## WHAT TO PRODUCE
Take each line containing "propias" and report it exactly as written.
start ENTRIES PROVIDED
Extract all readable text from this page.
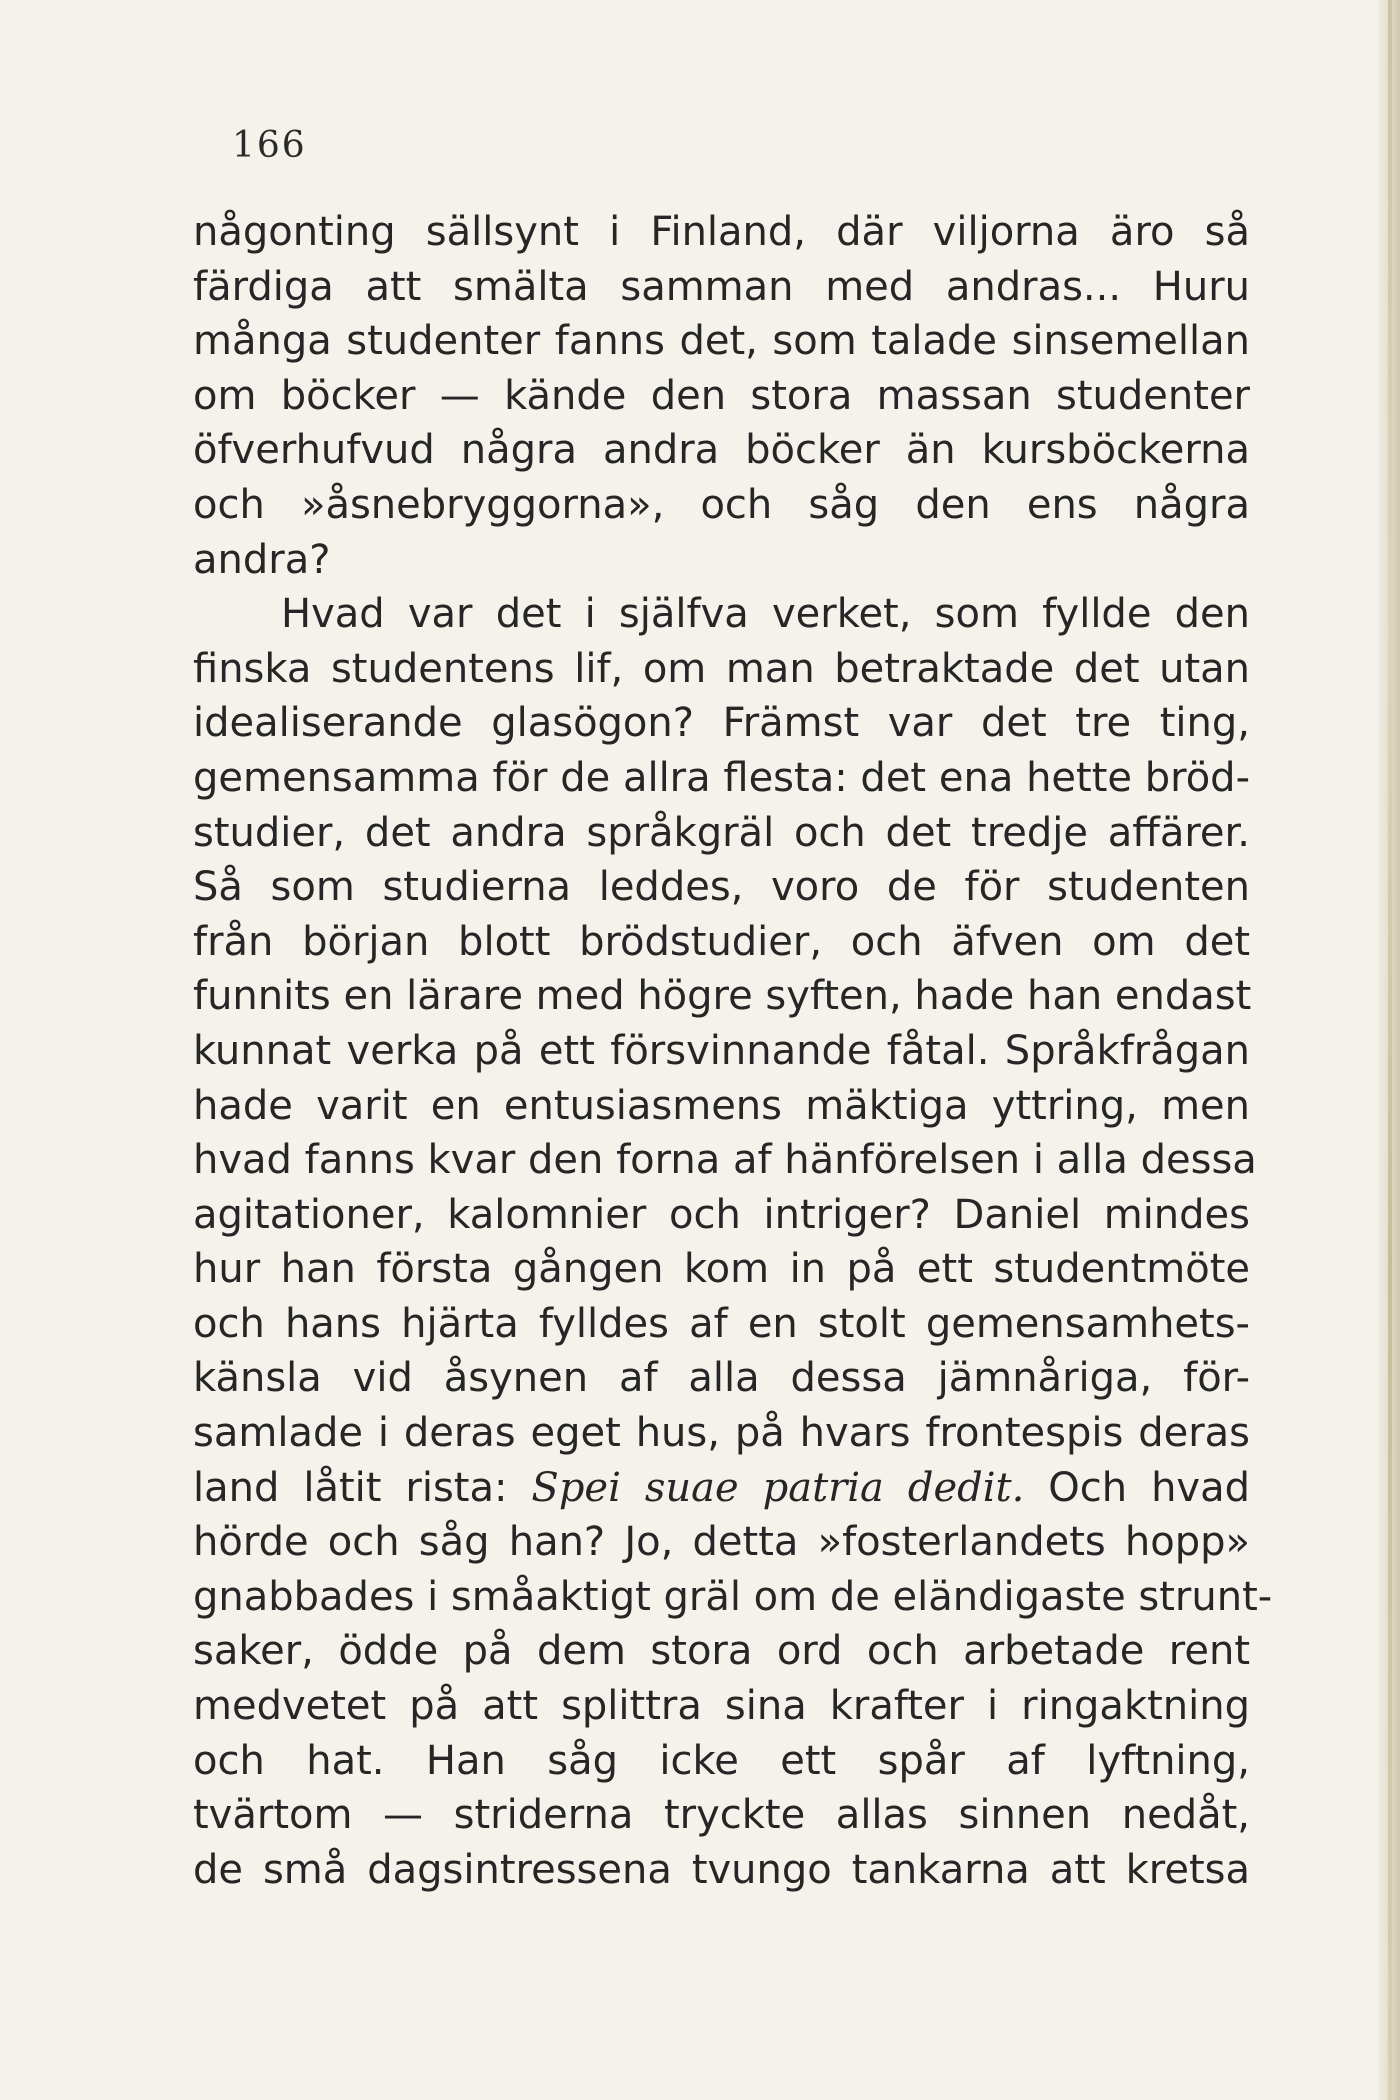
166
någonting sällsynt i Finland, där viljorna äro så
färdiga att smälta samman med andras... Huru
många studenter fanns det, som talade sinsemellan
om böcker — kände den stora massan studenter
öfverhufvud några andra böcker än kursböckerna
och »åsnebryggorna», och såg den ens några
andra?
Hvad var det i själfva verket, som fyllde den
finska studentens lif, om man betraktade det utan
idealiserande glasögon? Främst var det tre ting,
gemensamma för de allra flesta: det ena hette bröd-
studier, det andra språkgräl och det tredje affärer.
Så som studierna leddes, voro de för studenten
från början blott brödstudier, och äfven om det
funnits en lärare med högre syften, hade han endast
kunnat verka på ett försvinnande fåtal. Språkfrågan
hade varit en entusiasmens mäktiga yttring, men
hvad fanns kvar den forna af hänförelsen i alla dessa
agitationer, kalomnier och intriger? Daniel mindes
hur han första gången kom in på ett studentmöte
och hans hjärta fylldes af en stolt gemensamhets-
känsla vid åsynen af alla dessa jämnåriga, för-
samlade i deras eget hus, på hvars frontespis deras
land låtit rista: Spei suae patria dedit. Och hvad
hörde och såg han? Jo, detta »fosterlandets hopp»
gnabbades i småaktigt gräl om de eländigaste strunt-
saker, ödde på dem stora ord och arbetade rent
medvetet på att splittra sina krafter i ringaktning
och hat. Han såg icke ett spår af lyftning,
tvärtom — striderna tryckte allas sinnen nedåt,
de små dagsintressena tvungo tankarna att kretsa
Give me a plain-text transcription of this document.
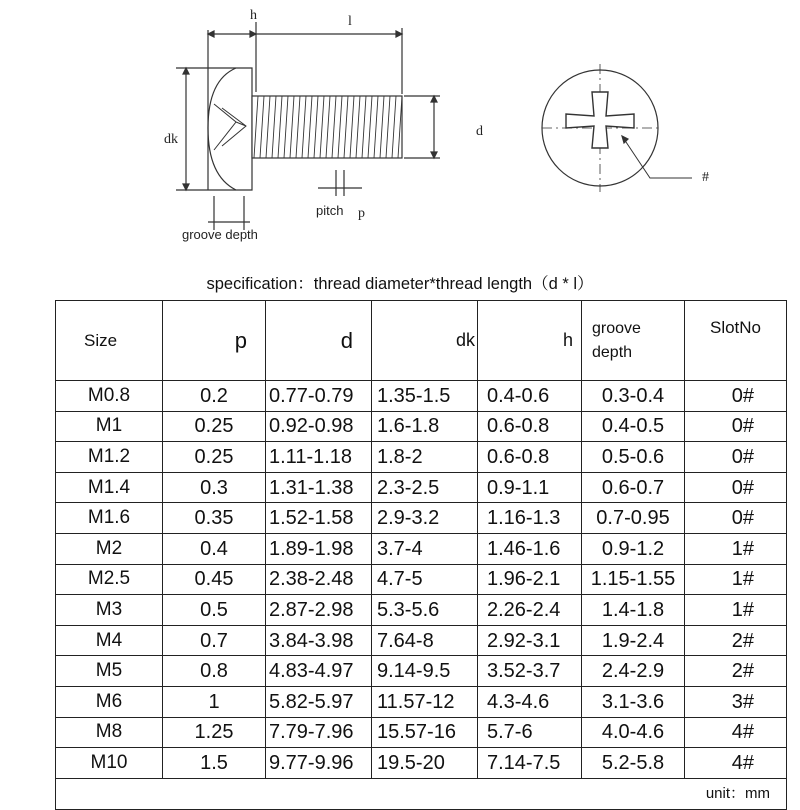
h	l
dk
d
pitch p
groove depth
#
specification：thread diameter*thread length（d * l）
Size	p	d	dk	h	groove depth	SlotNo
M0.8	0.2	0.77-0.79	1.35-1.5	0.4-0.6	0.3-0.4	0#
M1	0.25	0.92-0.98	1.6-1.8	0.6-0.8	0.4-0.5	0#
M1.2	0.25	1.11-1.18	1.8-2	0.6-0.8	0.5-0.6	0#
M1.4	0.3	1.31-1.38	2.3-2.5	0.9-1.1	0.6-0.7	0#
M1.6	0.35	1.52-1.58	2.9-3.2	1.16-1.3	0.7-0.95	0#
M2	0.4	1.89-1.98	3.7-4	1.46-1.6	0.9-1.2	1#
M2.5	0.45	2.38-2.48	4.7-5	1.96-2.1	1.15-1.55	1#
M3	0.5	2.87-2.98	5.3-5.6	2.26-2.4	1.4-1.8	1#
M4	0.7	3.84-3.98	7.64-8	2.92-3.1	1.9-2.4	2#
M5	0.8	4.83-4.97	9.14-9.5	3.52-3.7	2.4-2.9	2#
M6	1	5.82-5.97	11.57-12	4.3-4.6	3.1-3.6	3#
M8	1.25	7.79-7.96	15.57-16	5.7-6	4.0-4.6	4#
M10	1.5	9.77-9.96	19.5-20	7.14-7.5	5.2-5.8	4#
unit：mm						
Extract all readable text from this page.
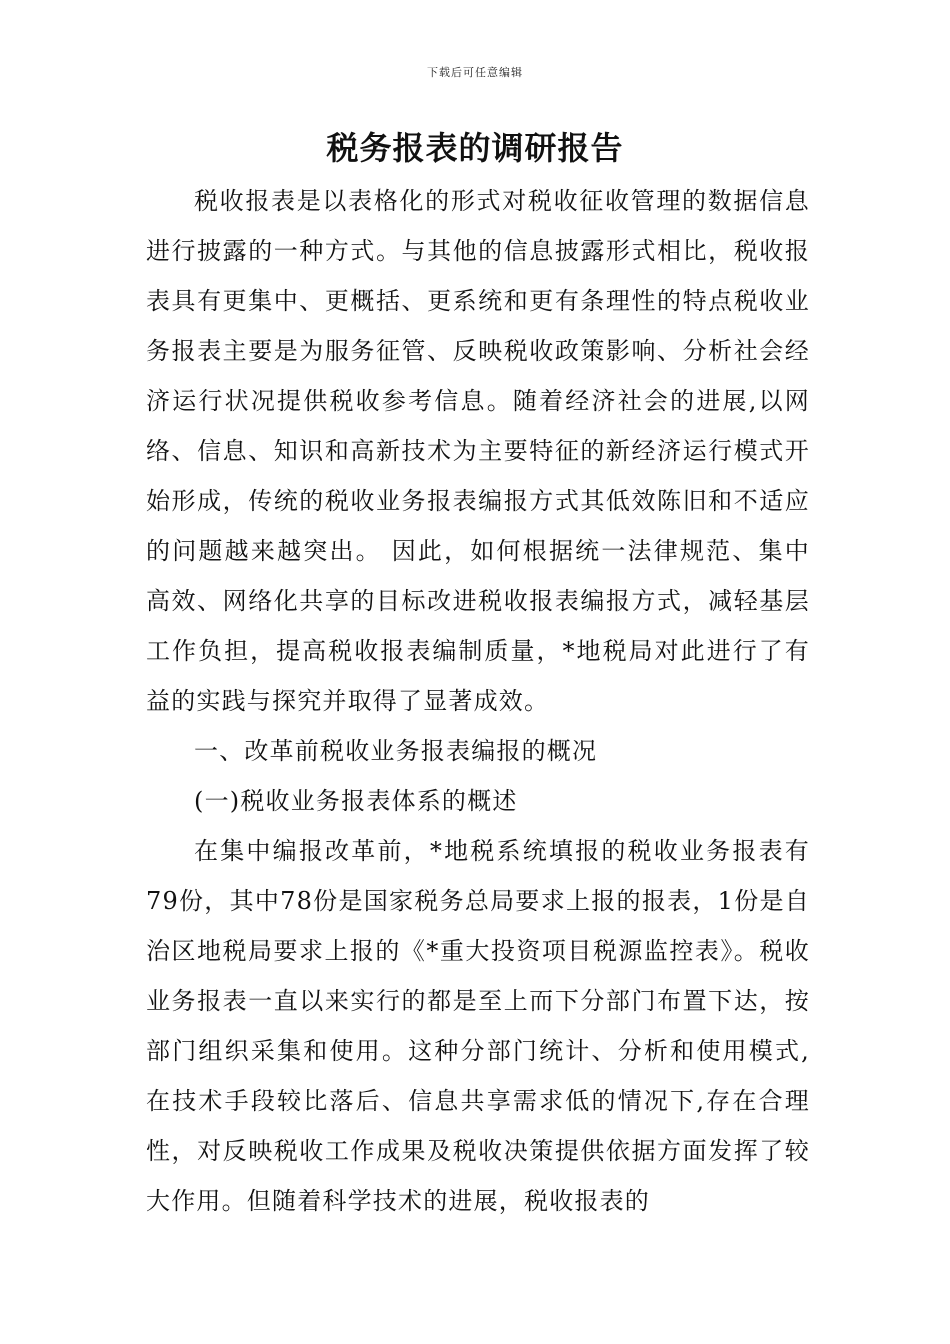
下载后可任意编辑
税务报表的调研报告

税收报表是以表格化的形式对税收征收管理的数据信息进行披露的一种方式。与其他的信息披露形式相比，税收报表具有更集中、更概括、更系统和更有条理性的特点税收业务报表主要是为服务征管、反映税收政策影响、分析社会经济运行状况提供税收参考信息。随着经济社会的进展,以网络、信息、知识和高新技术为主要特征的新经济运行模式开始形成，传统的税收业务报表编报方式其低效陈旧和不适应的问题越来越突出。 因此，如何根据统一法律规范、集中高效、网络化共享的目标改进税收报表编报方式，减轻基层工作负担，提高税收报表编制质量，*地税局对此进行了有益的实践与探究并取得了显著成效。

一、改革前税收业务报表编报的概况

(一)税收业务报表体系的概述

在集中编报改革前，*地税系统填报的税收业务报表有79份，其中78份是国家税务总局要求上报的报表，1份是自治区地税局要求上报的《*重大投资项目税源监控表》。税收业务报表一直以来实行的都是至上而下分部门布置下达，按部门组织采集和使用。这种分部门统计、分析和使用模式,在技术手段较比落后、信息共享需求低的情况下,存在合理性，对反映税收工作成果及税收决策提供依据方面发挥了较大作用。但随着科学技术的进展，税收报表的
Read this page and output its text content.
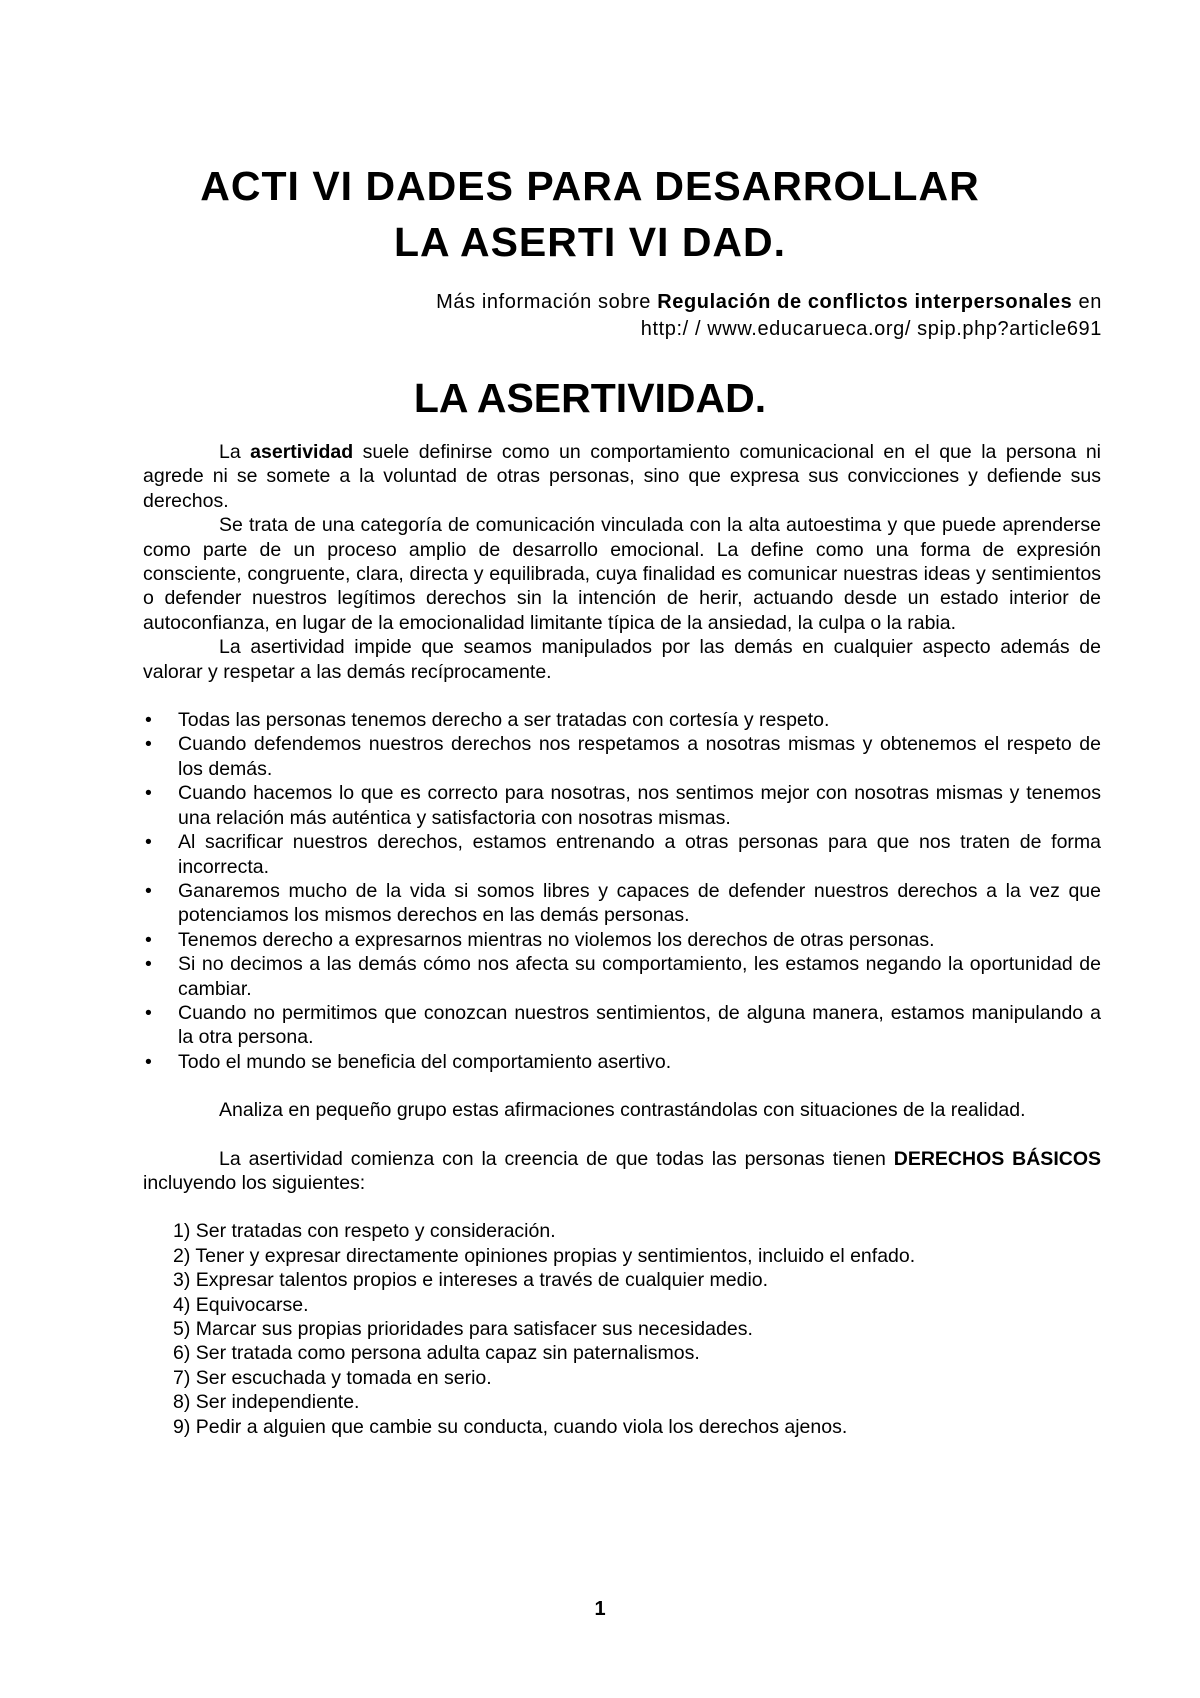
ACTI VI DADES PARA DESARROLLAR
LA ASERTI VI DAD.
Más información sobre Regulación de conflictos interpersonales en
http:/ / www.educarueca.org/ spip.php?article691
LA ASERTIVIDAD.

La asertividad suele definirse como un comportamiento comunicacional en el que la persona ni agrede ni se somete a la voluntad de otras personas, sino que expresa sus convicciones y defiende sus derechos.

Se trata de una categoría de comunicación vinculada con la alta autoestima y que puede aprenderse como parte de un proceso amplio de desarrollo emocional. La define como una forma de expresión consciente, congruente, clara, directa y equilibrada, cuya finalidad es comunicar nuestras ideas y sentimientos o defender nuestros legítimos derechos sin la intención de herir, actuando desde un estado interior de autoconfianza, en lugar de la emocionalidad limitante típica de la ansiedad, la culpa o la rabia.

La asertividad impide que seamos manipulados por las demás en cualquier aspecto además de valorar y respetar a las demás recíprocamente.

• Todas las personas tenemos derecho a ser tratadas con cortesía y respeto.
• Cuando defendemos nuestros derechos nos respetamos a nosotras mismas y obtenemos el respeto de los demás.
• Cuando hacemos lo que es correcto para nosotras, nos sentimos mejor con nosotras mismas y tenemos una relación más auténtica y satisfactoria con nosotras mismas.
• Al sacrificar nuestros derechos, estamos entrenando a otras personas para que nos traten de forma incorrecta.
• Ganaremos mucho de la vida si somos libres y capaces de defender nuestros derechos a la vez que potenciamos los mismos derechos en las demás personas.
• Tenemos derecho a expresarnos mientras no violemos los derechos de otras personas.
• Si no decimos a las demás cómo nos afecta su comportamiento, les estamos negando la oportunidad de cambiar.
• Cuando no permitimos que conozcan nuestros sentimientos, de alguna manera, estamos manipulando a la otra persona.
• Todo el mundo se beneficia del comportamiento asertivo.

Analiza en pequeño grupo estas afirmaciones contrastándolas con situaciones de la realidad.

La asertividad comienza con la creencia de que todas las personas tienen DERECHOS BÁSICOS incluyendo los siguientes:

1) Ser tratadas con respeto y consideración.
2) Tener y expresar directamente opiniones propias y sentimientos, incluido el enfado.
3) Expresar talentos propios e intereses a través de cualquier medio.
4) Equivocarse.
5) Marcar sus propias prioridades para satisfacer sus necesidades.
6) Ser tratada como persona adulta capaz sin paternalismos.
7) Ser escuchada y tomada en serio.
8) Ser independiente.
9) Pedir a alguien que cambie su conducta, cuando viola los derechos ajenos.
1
end ENTRIES PROVIDED
## REPLY
2) Tener y expresar directamente opiniones propias y sentimientos, incluido el enfado.
5) Marcar sus propias prioridades para satisfacer sus necesidades.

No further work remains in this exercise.